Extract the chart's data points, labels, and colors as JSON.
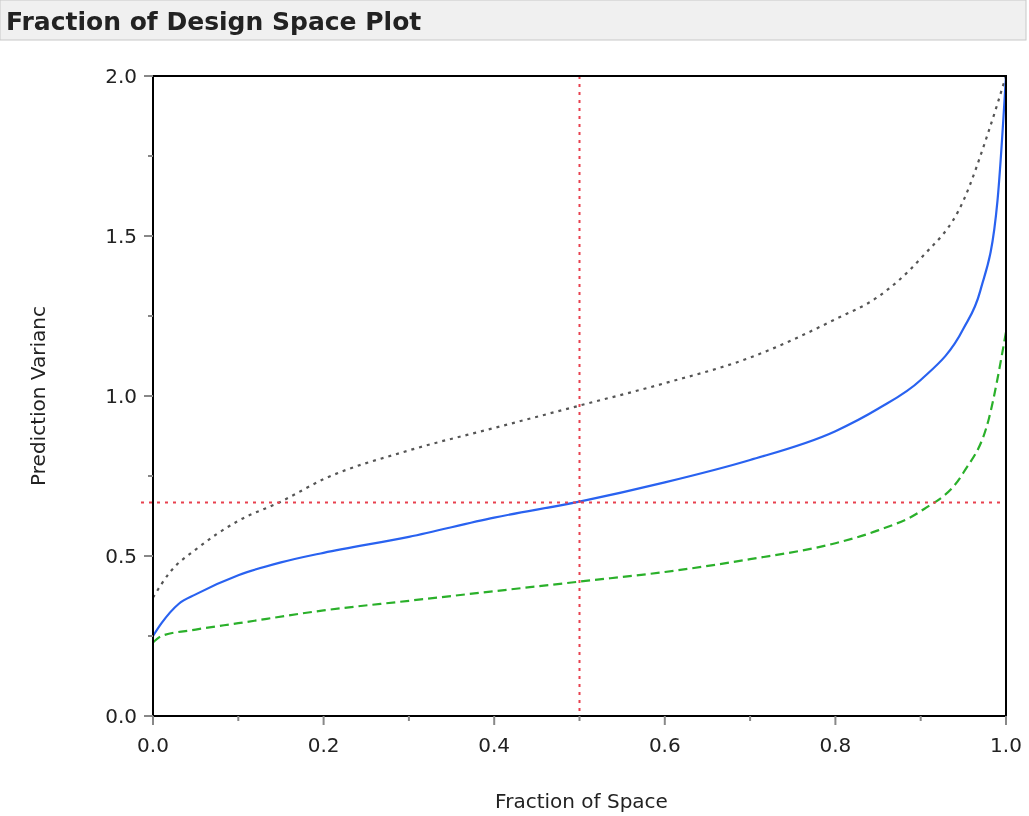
{
  "chart_data": {
    "type": "line",
    "title": "Fraction of Design Space Plot",
    "xlabel": "Fraction of Space",
    "ylabel": "Prediction Varianc",
    "xlim": [
      0,
      1
    ],
    "ylim": [
      0,
      2
    ],
    "xticks": [
      {
        "value": 0,
        "label": "0.0"
      },
      {
        "value": 0.1,
        "label": null
      },
      {
        "value": 0.2,
        "label": "0.2"
      },
      {
        "value": 0.3,
        "label": null
      },
      {
        "value": 0.4,
        "label": "0.4"
      },
      {
        "value": 0.5,
        "label": null
      },
      {
        "value": 0.6,
        "label": "0.6"
      },
      {
        "value": 0.7,
        "label": null
      },
      {
        "value": 0.8,
        "label": "0.8"
      },
      {
        "value": 0.9,
        "label": null
      },
      {
        "value": 1,
        "label": "1.0"
      }
    ],
    "yticks": [
      {
        "value": 0,
        "label": "0.0"
      },
      {
        "value": 0.25,
        "label": null
      },
      {
        "value": 0.5,
        "label": "0.5"
      },
      {
        "value": 0.75,
        "label": null
      },
      {
        "value": 1,
        "label": "1.0"
      },
      {
        "value": 1.25,
        "label": null
      },
      {
        "value": 1.5,
        "label": "1.5"
      },
      {
        "value": 1.75,
        "label": null
      },
      {
        "value": 2,
        "label": "2.0"
      }
    ],
    "grid": false,
    "series": [
      {
        "color": "#555555",
        "line_style": "dotted",
        "x": [
          0,
          0.02,
          0.05,
          0.1,
          0.15,
          0.2,
          0.3,
          0.4,
          0.5,
          0.6,
          0.7,
          0.8,
          0.85,
          0.9,
          0.95,
          0.98,
          1
        ],
        "values": [
          0.37,
          0.45,
          0.52,
          0.61,
          0.67,
          0.74,
          0.83,
          0.9,
          0.97,
          1.04,
          1.12,
          1.24,
          1.31,
          1.43,
          1.61,
          1.83,
          2.0
        ]
      },
      {
        "color": "#2962f0",
        "line_style": "solid",
        "x": [
          0,
          0.01,
          0.03,
          0.05,
          0.1,
          0.15,
          0.2,
          0.3,
          0.4,
          0.5,
          0.6,
          0.7,
          0.8,
          0.85,
          0.9,
          0.95,
          0.97,
          0.99,
          1
        ],
        "values": [
          0.25,
          0.29,
          0.35,
          0.38,
          0.44,
          0.48,
          0.51,
          0.56,
          0.62,
          0.67,
          0.73,
          0.8,
          0.89,
          0.96,
          1.05,
          1.21,
          1.33,
          1.61,
          2.0
        ]
      },
      {
        "color": "#2ab02a",
        "line_style": "dashed",
        "x": [
          0,
          0.01,
          0.05,
          0.1,
          0.2,
          0.3,
          0.4,
          0.5,
          0.6,
          0.7,
          0.8,
          0.85,
          0.9,
          0.95,
          0.98,
          1
        ],
        "values": [
          0.23,
          0.25,
          0.27,
          0.29,
          0.33,
          0.36,
          0.39,
          0.42,
          0.45,
          0.49,
          0.54,
          0.58,
          0.64,
          0.76,
          0.93,
          1.2
        ]
      }
    ],
    "ref_lines": [
      {
        "axis": "x",
        "value": 0.5,
        "color": "#e8414f",
        "line_style": "dotted"
      },
      {
        "axis": "y",
        "value": 0.667,
        "color": "#e8414f",
        "line_style": "dotted"
      }
    ]
  }
}
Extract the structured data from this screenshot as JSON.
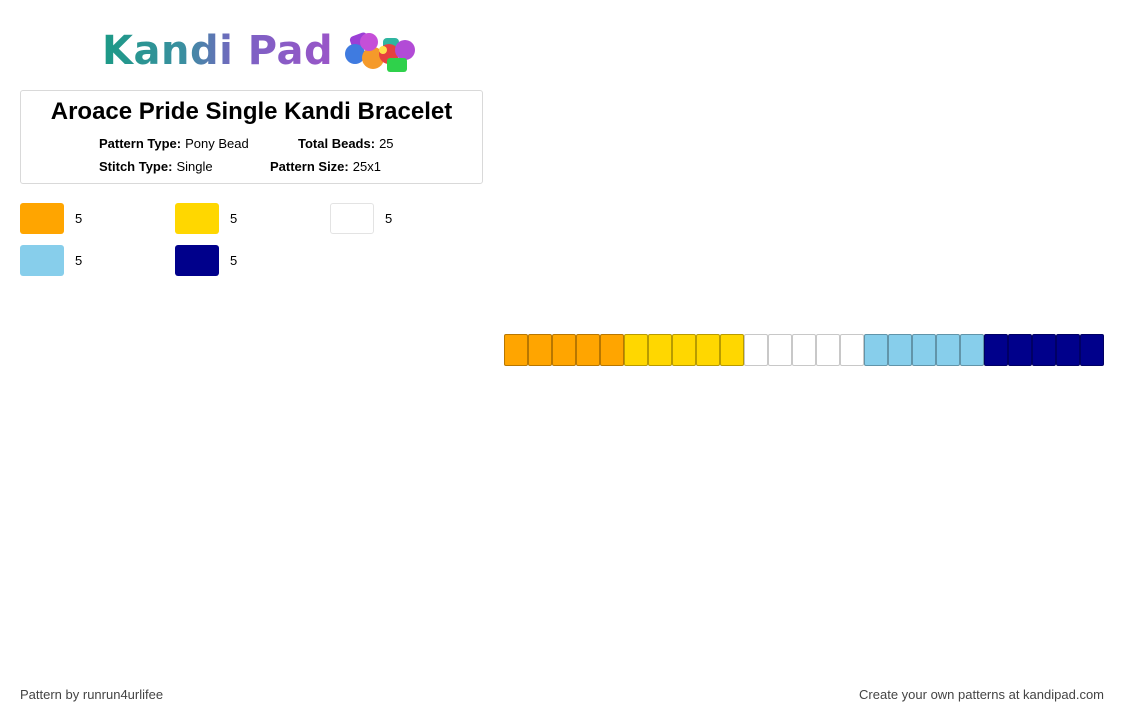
{
  "brand": {
    "name": "Kandi Pad"
  },
  "pattern": {
    "title": "Aroace Pride Single Kandi Bracelet",
    "type_label": "Pattern Type:",
    "type_value": "Pony Bead",
    "beads_label": "Total Beads:",
    "beads_value": "25",
    "stitch_label": "Stitch Type:",
    "stitch_value": "Single",
    "size_label": "Pattern Size:",
    "size_value": "25x1"
  },
  "palette": [
    {
      "color": "#FFA500",
      "count": "5"
    },
    {
      "color": "#FFD700",
      "count": "5"
    },
    {
      "color": "#FFFFFF",
      "count": "5"
    },
    {
      "color": "#87CEEB",
      "count": "5"
    },
    {
      "color": "#00008B",
      "count": "5"
    }
  ],
  "beads": [
    "#FFA500",
    "#FFA500",
    "#FFA500",
    "#FFA500",
    "#FFA500",
    "#FFD700",
    "#FFD700",
    "#FFD700",
    "#FFD700",
    "#FFD700",
    "#FFFFFF",
    "#FFFFFF",
    "#FFFFFF",
    "#FFFFFF",
    "#FFFFFF",
    "#87CEEB",
    "#87CEEB",
    "#87CEEB",
    "#87CEEB",
    "#87CEEB",
    "#00008B",
    "#00008B",
    "#00008B",
    "#00008B",
    "#00008B"
  ],
  "footer": {
    "credit": "Pattern by runrun4urlifee",
    "promo": "Create your own patterns at kandipad.com"
  }
}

-- -- --

● **PROBLEM**
For this exercise, gather every line of the data that contains the word "JSON".

● **FINAL ANSWER**
Extract the chart's data points, labels, and colors as JSON.
Extract the structured data from this screenshot as JSON.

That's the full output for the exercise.